# The problem
Go through the entries and say how many lines contain the string "name". The number is the whole answer.

Figure collection entries:
========
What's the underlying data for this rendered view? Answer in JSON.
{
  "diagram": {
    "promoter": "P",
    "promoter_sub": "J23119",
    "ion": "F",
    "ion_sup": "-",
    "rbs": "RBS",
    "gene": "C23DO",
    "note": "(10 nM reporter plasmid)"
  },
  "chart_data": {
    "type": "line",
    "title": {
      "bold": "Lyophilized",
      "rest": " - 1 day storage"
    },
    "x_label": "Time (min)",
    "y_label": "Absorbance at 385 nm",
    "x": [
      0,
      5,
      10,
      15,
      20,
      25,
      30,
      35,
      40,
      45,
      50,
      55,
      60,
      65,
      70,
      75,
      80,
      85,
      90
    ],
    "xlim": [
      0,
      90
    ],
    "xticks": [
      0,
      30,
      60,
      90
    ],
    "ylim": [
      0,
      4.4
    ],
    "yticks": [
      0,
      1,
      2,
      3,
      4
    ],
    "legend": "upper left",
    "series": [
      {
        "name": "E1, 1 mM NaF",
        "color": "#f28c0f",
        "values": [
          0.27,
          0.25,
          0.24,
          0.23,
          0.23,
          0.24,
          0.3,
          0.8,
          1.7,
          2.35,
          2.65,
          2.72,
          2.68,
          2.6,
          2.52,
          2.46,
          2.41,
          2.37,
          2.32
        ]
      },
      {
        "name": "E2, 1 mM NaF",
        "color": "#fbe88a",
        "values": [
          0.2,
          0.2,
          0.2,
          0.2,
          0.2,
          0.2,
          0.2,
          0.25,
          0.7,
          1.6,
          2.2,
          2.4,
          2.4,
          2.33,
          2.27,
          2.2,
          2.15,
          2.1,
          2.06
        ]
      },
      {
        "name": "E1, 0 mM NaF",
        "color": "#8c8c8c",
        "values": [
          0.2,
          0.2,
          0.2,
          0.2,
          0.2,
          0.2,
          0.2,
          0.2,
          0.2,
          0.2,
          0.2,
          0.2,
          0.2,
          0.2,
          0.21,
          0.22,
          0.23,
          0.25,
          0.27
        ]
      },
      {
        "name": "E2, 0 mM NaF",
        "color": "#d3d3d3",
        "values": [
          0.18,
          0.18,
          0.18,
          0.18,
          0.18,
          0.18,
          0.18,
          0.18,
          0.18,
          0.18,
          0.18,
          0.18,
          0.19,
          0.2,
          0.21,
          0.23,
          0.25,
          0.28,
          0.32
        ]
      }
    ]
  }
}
========
# Finished exercise
4